## Task brief
Wherever the word "Фильтр" turns up in a line of the entries, copy that line.

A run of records
--*--
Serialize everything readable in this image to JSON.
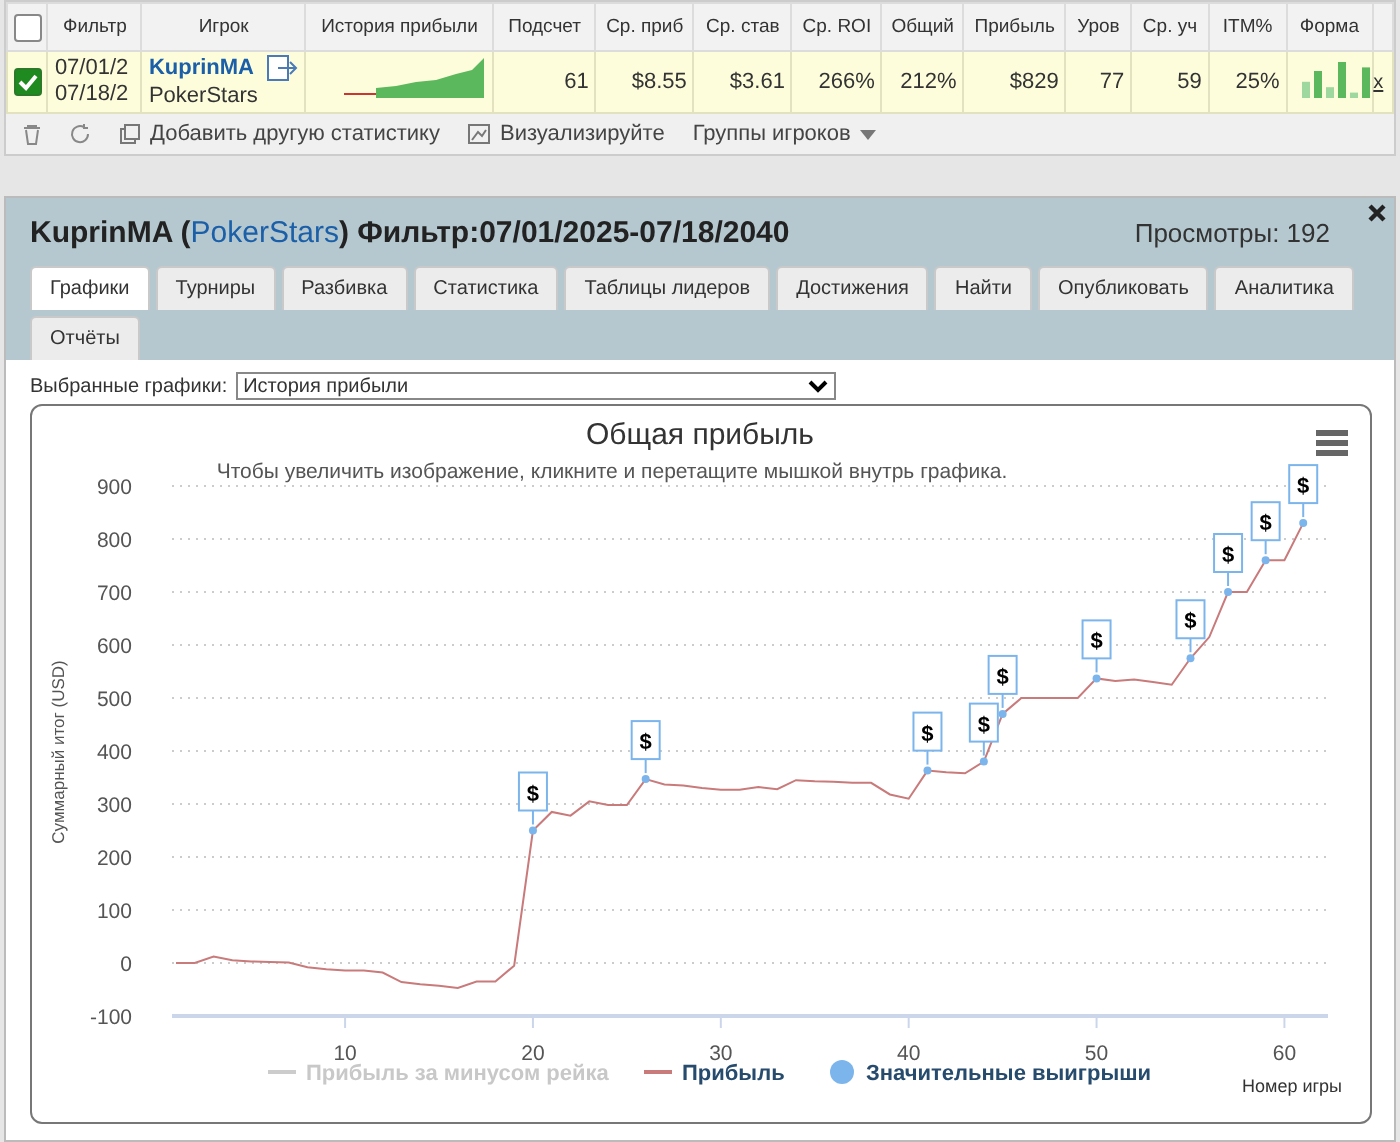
{
  "table": {
    "header_checked": false,
    "columns": [
      "Фильтр",
      "Игрок",
      "История прибыли",
      "Подсчет",
      "Ср. приб",
      "Ср. став",
      "Ср. ROI",
      "Общий",
      "Прибыль",
      "Уров",
      "Ср. уч",
      "ITM%",
      "Форма"
    ],
    "rows": [
      {
        "checked": true,
        "remove": "x",
        "cells": [
          {
            "kind": "dates",
            "lines": [
              "07/01/2",
              "07/18/2"
            ]
          },
          {
            "kind": "player",
            "name": "KuprinMA",
            "site": "PokerStars"
          },
          {
            "kind": "sparkline"
          },
          {
            "kind": "value",
            "text": "61"
          },
          {
            "kind": "value",
            "text": "$8.55"
          },
          {
            "kind": "value",
            "text": "$3.61"
          },
          {
            "kind": "value",
            "text": "266%"
          },
          {
            "kind": "value",
            "text": "212%"
          },
          {
            "kind": "value",
            "text": "$829"
          },
          {
            "kind": "value",
            "text": "77"
          },
          {
            "kind": "value",
            "text": "59"
          },
          {
            "kind": "value",
            "text": "25%"
          },
          {
            "kind": "form"
          }
        ]
      }
    ]
  },
  "toolbar": {
    "add_stat": "Добавить другую статистику",
    "visualize": "Визуализируйте",
    "groups": "Группы игроков"
  },
  "panel": {
    "title_parts": [
      {
        "kind": "plain",
        "text": "KuprinMA ("
      },
      {
        "kind": "link",
        "text": "PokerStars"
      },
      {
        "kind": "plain",
        "text": ") Фильтр:07/01/2025-07/18/2040"
      }
    ],
    "views": "Просмотры: 192",
    "tabs": [
      {
        "label": "Графики",
        "selected": true
      },
      {
        "label": "Турниры",
        "selected": false
      },
      {
        "label": "Разбивка",
        "selected": false
      },
      {
        "label": "Статистика",
        "selected": false
      },
      {
        "label": "Таблицы лидеров",
        "selected": false
      },
      {
        "label": "Достижения",
        "selected": false
      },
      {
        "label": "Найти",
        "selected": false
      },
      {
        "label": "Опубликовать",
        "selected": false
      },
      {
        "label": "Аналитика",
        "selected": false
      },
      {
        "label": "Отчёты",
        "selected": false
      }
    ],
    "selector": {
      "label": "Выбранные графики:",
      "value": "История прибыли"
    },
    "chart": {
      "subtitle": "Чтобы увеличить изображение, кликните и перетащите мышкой внутрь графика.",
      "legend_extra": [
        {
          "label": "Прибыль за минусом рейка",
          "visible": false
        }
      ],
      "chart_data": {
        "type": "line",
        "title": "Общая прибыль",
        "xlabel": "Номер игры",
        "ylabel": "Суммарный итог (USD)",
        "grid": true,
        "legend": "bottom",
        "x": [
          1,
          2,
          3,
          4,
          5,
          6,
          7,
          8,
          9,
          10,
          11,
          12,
          13,
          14,
          15,
          16,
          17,
          18,
          19,
          20,
          21,
          22,
          23,
          24,
          25,
          26,
          27,
          28,
          29,
          30,
          31,
          32,
          33,
          34,
          35,
          36,
          37,
          38,
          39,
          40,
          41,
          42,
          43,
          44,
          45,
          46,
          47,
          48,
          49,
          50,
          51,
          52,
          53,
          54,
          55,
          56,
          57,
          58,
          59,
          60,
          61
        ],
        "series": [
          {
            "name": "Прибыль",
            "color": "#c97a7a",
            "values": [
              0,
              0,
              12,
              5,
              3,
              2,
              1,
              -8,
              -12,
              -14,
              -14,
              -18,
              -36,
              -40,
              -43,
              -47,
              -35,
              -35,
              -5,
              250,
              285,
              278,
              305,
              298,
              298,
              347,
              337,
              335,
              330,
              327,
              327,
              332,
              328,
              345,
              343,
              342,
              340,
              340,
              318,
              310,
              363,
              360,
              358,
              380,
              470,
              500,
              500,
              500,
              500,
              537,
              532,
              535,
              530,
              525,
              575,
              615,
              700,
              700,
              760,
              760,
              830
            ]
          },
          {
            "name": "Значительные выигрыши",
            "type": "scatter",
            "marker": "circle",
            "color": "#7cb5ec",
            "values": [
              null,
              null,
              null,
              null,
              null,
              null,
              null,
              null,
              null,
              null,
              null,
              null,
              null,
              null,
              null,
              null,
              null,
              null,
              null,
              250,
              null,
              null,
              null,
              null,
              null,
              347,
              null,
              null,
              null,
              null,
              null,
              null,
              null,
              null,
              null,
              null,
              null,
              null,
              null,
              null,
              363,
              null,
              null,
              380,
              470,
              null,
              null,
              null,
              null,
              537,
              null,
              null,
              null,
              null,
              575,
              null,
              700,
              null,
              760,
              null,
              830
            ]
          }
        ],
        "xlim": [
          1,
          62
        ],
        "ylim": [
          -100,
          900
        ],
        "xticks": [
          10,
          20,
          30,
          40,
          50,
          60
        ],
        "yticks": [
          -100,
          0,
          100,
          200,
          300,
          400,
          500,
          600,
          700,
          800,
          900
        ],
        "annotations": [
          {
            "x": 20,
            "text": "$"
          },
          {
            "x": 26,
            "text": "$"
          },
          {
            "x": 41,
            "text": "$"
          },
          {
            "x": 44,
            "text": "$"
          },
          {
            "x": 45,
            "text": "$"
          },
          {
            "x": 50,
            "text": "$"
          },
          {
            "x": 55,
            "text": "$"
          },
          {
            "x": 57,
            "text": "$"
          },
          {
            "x": 59,
            "text": "$"
          },
          {
            "x": 61,
            "text": "$"
          }
        ]
      }
    }
  }
}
--*--
## Finished task
      "Фильтр",
        "text": ") Фильтр:07/01/2025-07/18/2040"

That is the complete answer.